WHAT YOU NEED TO DO ▸ Lift every line from the entries that includes the word "species".

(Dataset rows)
- - -

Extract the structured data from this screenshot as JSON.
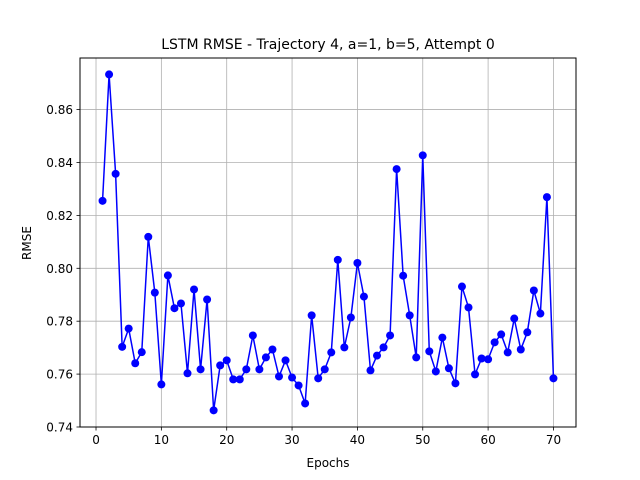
{
  "chart_data": {
    "type": "line",
    "title": "LSTM RMSE - Trajectory 4, a=1, b=5, Attempt 0",
    "xlabel": "Epochs",
    "ylabel": "RMSE",
    "xlim": [
      -2.45,
      73.45
    ],
    "ylim": [
      0.74,
      0.8795
    ],
    "xticks": [
      0,
      10,
      20,
      30,
      40,
      50,
      60,
      70
    ],
    "yticks": [
      0.74,
      0.76,
      0.78,
      0.8,
      0.82,
      0.84,
      0.86
    ],
    "xtick_labels": [
      "0",
      "10",
      "20",
      "30",
      "40",
      "50",
      "60",
      "70"
    ],
    "ytick_labels": [
      "0.74",
      "0.76",
      "0.78",
      "0.80",
      "0.82",
      "0.84",
      "0.86"
    ],
    "grid": true,
    "series": [
      {
        "color": "#0000ff",
        "marker": "circle",
        "x": [
          1,
          2,
          3,
          4,
          5,
          6,
          7,
          8,
          9,
          10,
          11,
          12,
          13,
          14,
          15,
          16,
          17,
          18,
          19,
          20,
          21,
          22,
          23,
          24,
          25,
          26,
          27,
          28,
          29,
          30,
          31,
          32,
          33,
          34,
          35,
          36,
          37,
          38,
          39,
          40,
          41,
          42,
          43,
          44,
          45,
          46,
          47,
          48,
          49,
          50,
          51,
          52,
          53,
          54,
          55,
          56,
          57,
          58,
          59,
          60,
          61,
          62,
          63,
          64,
          65,
          66,
          67,
          68,
          69,
          70
        ],
        "values": [
          0.8255,
          0.8733,
          0.8357,
          0.7703,
          0.7772,
          0.7641,
          0.7683,
          0.8119,
          0.7908,
          0.7561,
          0.7973,
          0.7849,
          0.7867,
          0.7603,
          0.792,
          0.7618,
          0.7882,
          0.7463,
          0.7633,
          0.7652,
          0.758,
          0.758,
          0.7618,
          0.7746,
          0.7618,
          0.7663,
          0.7693,
          0.7591,
          0.7652,
          0.7587,
          0.7557,
          0.7489,
          0.7822,
          0.7584,
          0.7618,
          0.7682,
          0.8032,
          0.7701,
          0.7814,
          0.802,
          0.7893,
          0.7614,
          0.767,
          0.7701,
          0.7746,
          0.8375,
          0.7972,
          0.7822,
          0.7663,
          0.8427,
          0.7686,
          0.761,
          0.7738,
          0.7622,
          0.7565,
          0.7931,
          0.7852,
          0.7599,
          0.7659,
          0.7656,
          0.772,
          0.775,
          0.7682,
          0.781,
          0.7693,
          0.7758,
          0.7916,
          0.7829,
          0.8269,
          0.7584
        ]
      }
    ]
  }
}
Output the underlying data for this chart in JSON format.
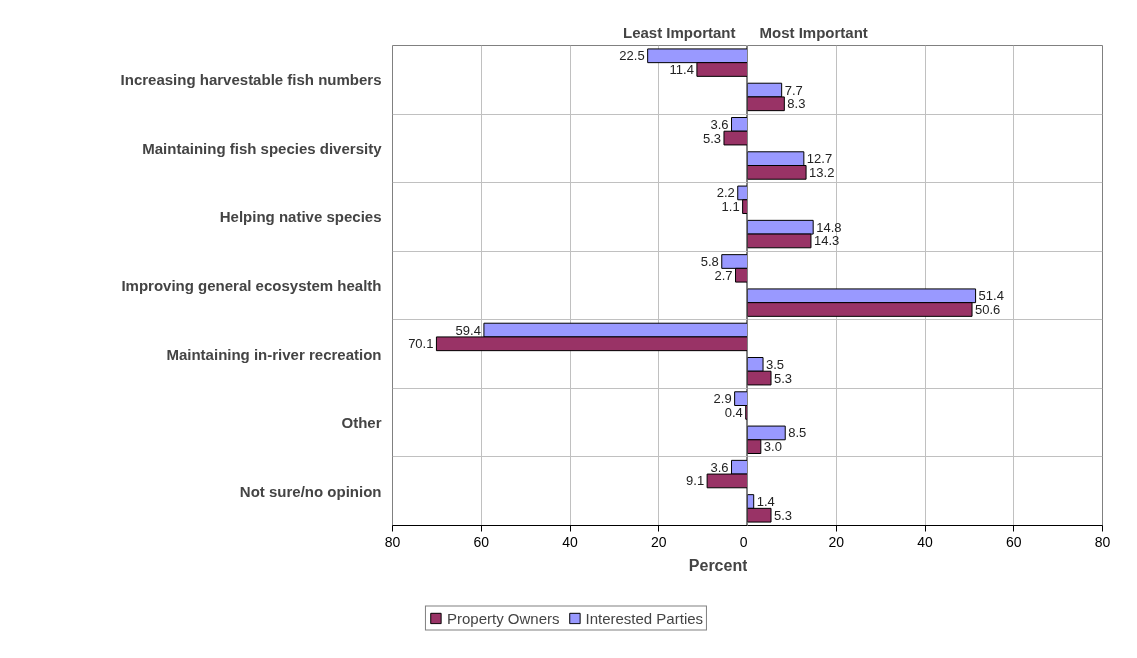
{
  "chart_data": [
    {
      "type": "bar",
      "orientation": "horizontal",
      "title": "Least Important",
      "xlabel": "Percent",
      "categories": [
        "Increasing harvestable fish numbers",
        "Maintaining fish species diversity",
        "Helping native species",
        "Improving general ecosystem health",
        "Maintaining in-river recreation",
        "Other",
        "Not sure/no opinion"
      ],
      "series": [
        {
          "color": "#9999ff",
          "values": [
            22.5,
            3.6,
            2.2,
            5.8,
            59.4,
            2.9,
            3.6
          ],
          "value_labels": [
            "22.5",
            "3.6",
            "2.2",
            "5.8",
            "59.4",
            "2.9",
            "3.6"
          ]
        },
        {
          "color": "#993366",
          "values": [
            11.4,
            5.3,
            1.1,
            2.7,
            70.1,
            0.4,
            9.1
          ],
          "value_labels": [
            "11.4",
            "5.3",
            "1.1",
            "2.7",
            "70.1",
            "0.4",
            "9.1"
          ]
        }
      ],
      "xlim": [
        80,
        0
      ],
      "xticks": [
        80,
        60,
        40,
        20,
        0
      ],
      "grid": true
    },
    {
      "type": "bar",
      "orientation": "horizontal",
      "title": "Most Important",
      "series": [
        {
          "name": "Interested Parties",
          "color": "#9999ff",
          "values": [
            7.7,
            12.7,
            14.8,
            51.4,
            3.5,
            8.5,
            1.4
          ],
          "value_labels": [
            "7.7",
            "12.7",
            "14.8",
            "51.4",
            "3.5",
            "8.5",
            "1.4"
          ]
        },
        {
          "name": "Property Owners",
          "color": "#993366",
          "values": [
            8.3,
            13.2,
            14.3,
            50.6,
            5.3,
            3.0,
            5.3
          ],
          "value_labels": [
            "8.3",
            "13.2",
            "14.3",
            "50.6",
            "5.3",
            "3.0",
            "5.3"
          ]
        }
      ],
      "xlim": [
        0,
        80
      ],
      "xticks": [
        20,
        40,
        60,
        80
      ],
      "tick_labels": "x",
      "grid": true,
      "legend": "bottom"
    }
  ]
}
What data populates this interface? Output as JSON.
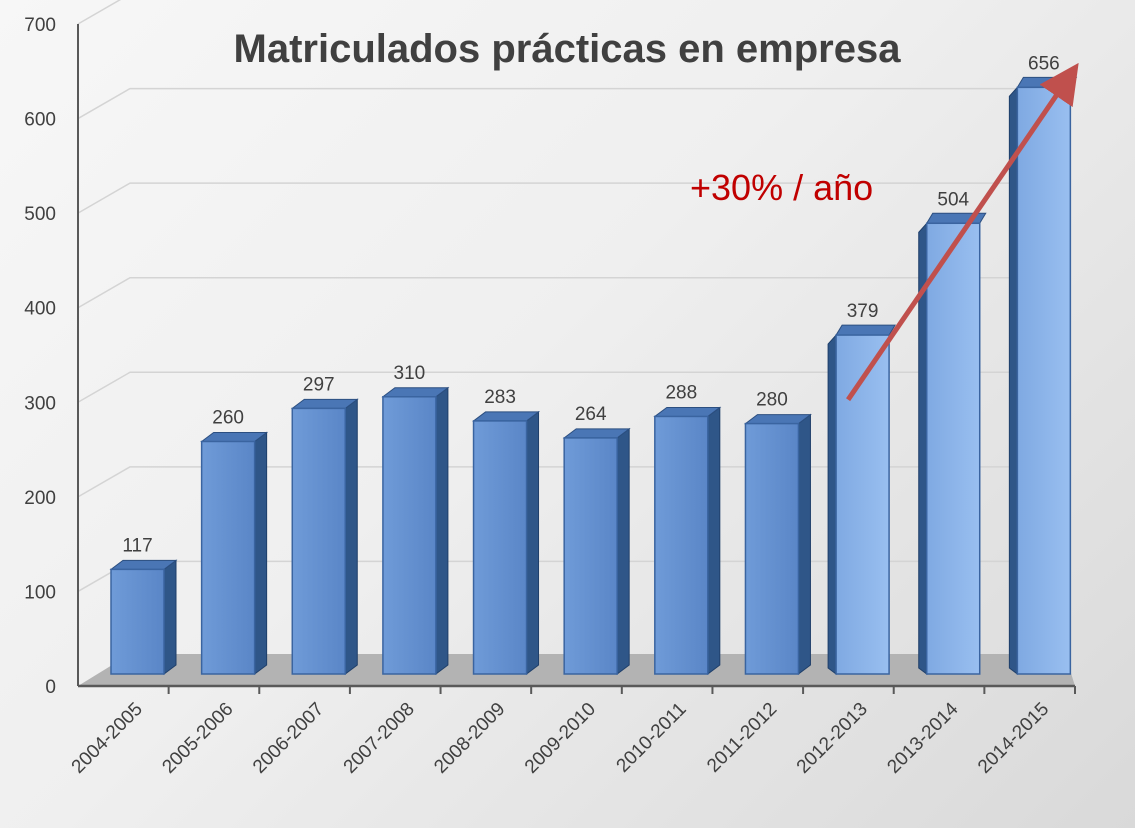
{
  "chart_data": {
    "type": "bar",
    "title": "Matriculados prácticas en empresa",
    "xlabel": "",
    "ylabel": "",
    "ylim": [
      0,
      700
    ],
    "yticks": [
      0,
      100,
      200,
      300,
      400,
      500,
      600,
      700
    ],
    "categories": [
      "2004-2005",
      "2005-2006",
      "2006-2007",
      "2007-2008",
      "2008-2009",
      "2009-2010",
      "2010-2011",
      "2011-2012",
      "2012-2013",
      "2013-2014",
      "2014-2015"
    ],
    "values": [
      117,
      260,
      297,
      310,
      283,
      264,
      288,
      280,
      379,
      504,
      656
    ],
    "data_labels": [
      "117",
      "260",
      "297",
      "310",
      "283",
      "264",
      "288",
      "280",
      "379",
      "504",
      "656"
    ],
    "annotation": {
      "text": "+30% / año",
      "arrow_from": {
        "category": "2012-2013",
        "value": 300
      },
      "arrow_to": {
        "category": "2014-2015",
        "value": 656
      }
    },
    "grid": true,
    "legend": "none",
    "colors": {
      "bar": "#5b8bd0",
      "bar_light": "#8db4ea",
      "bar_dark": "#2c4f80",
      "annotation": "#c00000",
      "arrow": "#c0504d",
      "text": "#404040"
    }
  }
}
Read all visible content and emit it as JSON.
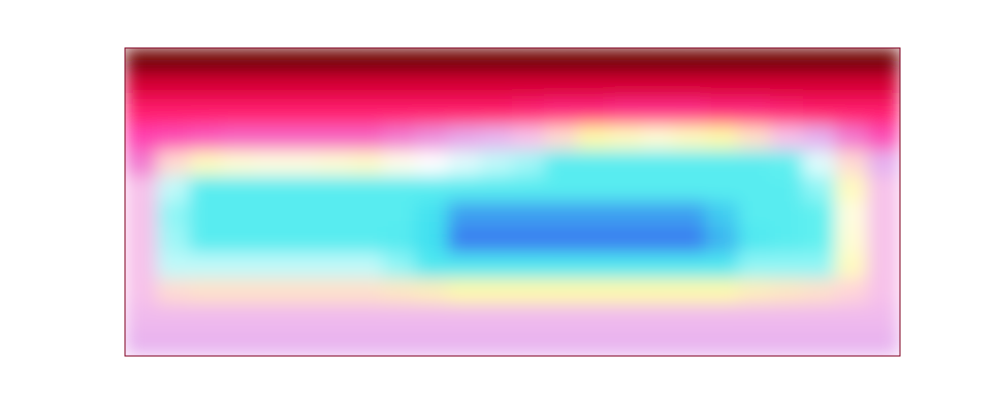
{
  "chart_data": {
    "type": "heatmap",
    "tick_labels": false,
    "zlim": [
      0,
      1
    ],
    "values": [
      [
        0.02,
        0.02,
        0.02,
        0.02,
        0.02,
        0.02,
        0.02,
        0.02,
        0.02,
        0.02,
        0.02,
        0.02,
        0.02,
        0.02,
        0.02,
        0.02,
        0.02,
        0.02,
        0.02,
        0.02,
        0.02,
        0.02,
        0.02,
        0.02
      ],
      [
        0.18,
        0.18,
        0.18,
        0.18,
        0.18,
        0.18,
        0.18,
        0.18,
        0.18,
        0.18,
        0.18,
        0.18,
        0.18,
        0.18,
        0.18,
        0.18,
        0.18,
        0.18,
        0.18,
        0.18,
        0.18,
        0.18,
        0.18,
        0.18
      ],
      [
        0.28,
        0.28,
        0.28,
        0.28,
        0.28,
        0.28,
        0.28,
        0.28,
        0.28,
        0.28,
        0.28,
        0.28,
        0.29,
        0.3,
        0.3,
        0.31,
        0.31,
        0.31,
        0.3,
        0.3,
        0.29,
        0.28,
        0.28,
        0.28
      ],
      [
        0.35,
        0.36,
        0.37,
        0.38,
        0.38,
        0.38,
        0.38,
        0.38,
        0.4,
        0.42,
        0.44,
        0.46,
        0.5,
        0.55,
        0.6,
        0.62,
        0.64,
        0.62,
        0.6,
        0.56,
        0.5,
        0.45,
        0.4,
        0.36
      ],
      [
        0.4,
        0.55,
        0.62,
        0.64,
        0.65,
        0.65,
        0.64,
        0.63,
        0.66,
        0.68,
        0.7,
        0.72,
        0.74,
        0.8,
        0.8,
        0.8,
        0.8,
        0.8,
        0.8,
        0.8,
        0.78,
        0.7,
        0.55,
        0.45
      ],
      [
        0.5,
        0.72,
        0.8,
        0.8,
        0.8,
        0.8,
        0.8,
        0.8,
        0.8,
        0.8,
        0.8,
        0.8,
        0.8,
        0.8,
        0.8,
        0.8,
        0.8,
        0.8,
        0.8,
        0.8,
        0.8,
        0.75,
        0.62,
        0.5
      ],
      [
        0.5,
        0.75,
        0.8,
        0.8,
        0.8,
        0.8,
        0.8,
        0.8,
        0.8,
        0.85,
        0.92,
        0.92,
        0.92,
        0.92,
        0.92,
        0.92,
        0.92,
        0.92,
        0.88,
        0.8,
        0.8,
        0.78,
        0.65,
        0.5
      ],
      [
        0.5,
        0.74,
        0.8,
        0.8,
        0.8,
        0.8,
        0.8,
        0.8,
        0.81,
        0.86,
        0.95,
        0.95,
        0.95,
        0.95,
        0.95,
        0.95,
        0.95,
        0.95,
        0.9,
        0.82,
        0.8,
        0.78,
        0.64,
        0.5
      ],
      [
        0.5,
        0.72,
        0.72,
        0.72,
        0.72,
        0.72,
        0.72,
        0.72,
        0.75,
        0.82,
        0.82,
        0.82,
        0.82,
        0.82,
        0.82,
        0.82,
        0.82,
        0.82,
        0.82,
        0.75,
        0.75,
        0.75,
        0.62,
        0.5
      ],
      [
        0.5,
        0.55,
        0.56,
        0.56,
        0.56,
        0.56,
        0.56,
        0.56,
        0.57,
        0.58,
        0.6,
        0.6,
        0.6,
        0.6,
        0.6,
        0.6,
        0.6,
        0.6,
        0.6,
        0.58,
        0.57,
        0.56,
        0.54,
        0.5
      ],
      [
        0.48,
        0.48,
        0.48,
        0.48,
        0.48,
        0.48,
        0.48,
        0.48,
        0.48,
        0.48,
        0.48,
        0.48,
        0.48,
        0.48,
        0.48,
        0.48,
        0.48,
        0.48,
        0.48,
        0.48,
        0.48,
        0.48,
        0.48,
        0.48
      ],
      [
        0.46,
        0.46,
        0.46,
        0.46,
        0.46,
        0.46,
        0.46,
        0.46,
        0.46,
        0.46,
        0.46,
        0.46,
        0.46,
        0.46,
        0.46,
        0.46,
        0.46,
        0.46,
        0.46,
        0.46,
        0.46,
        0.46,
        0.46,
        0.46
      ]
    ]
  }
}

- - -

TASK RESPONSE ▸
        "Maintaining fish species diversity",
        "Helping native species",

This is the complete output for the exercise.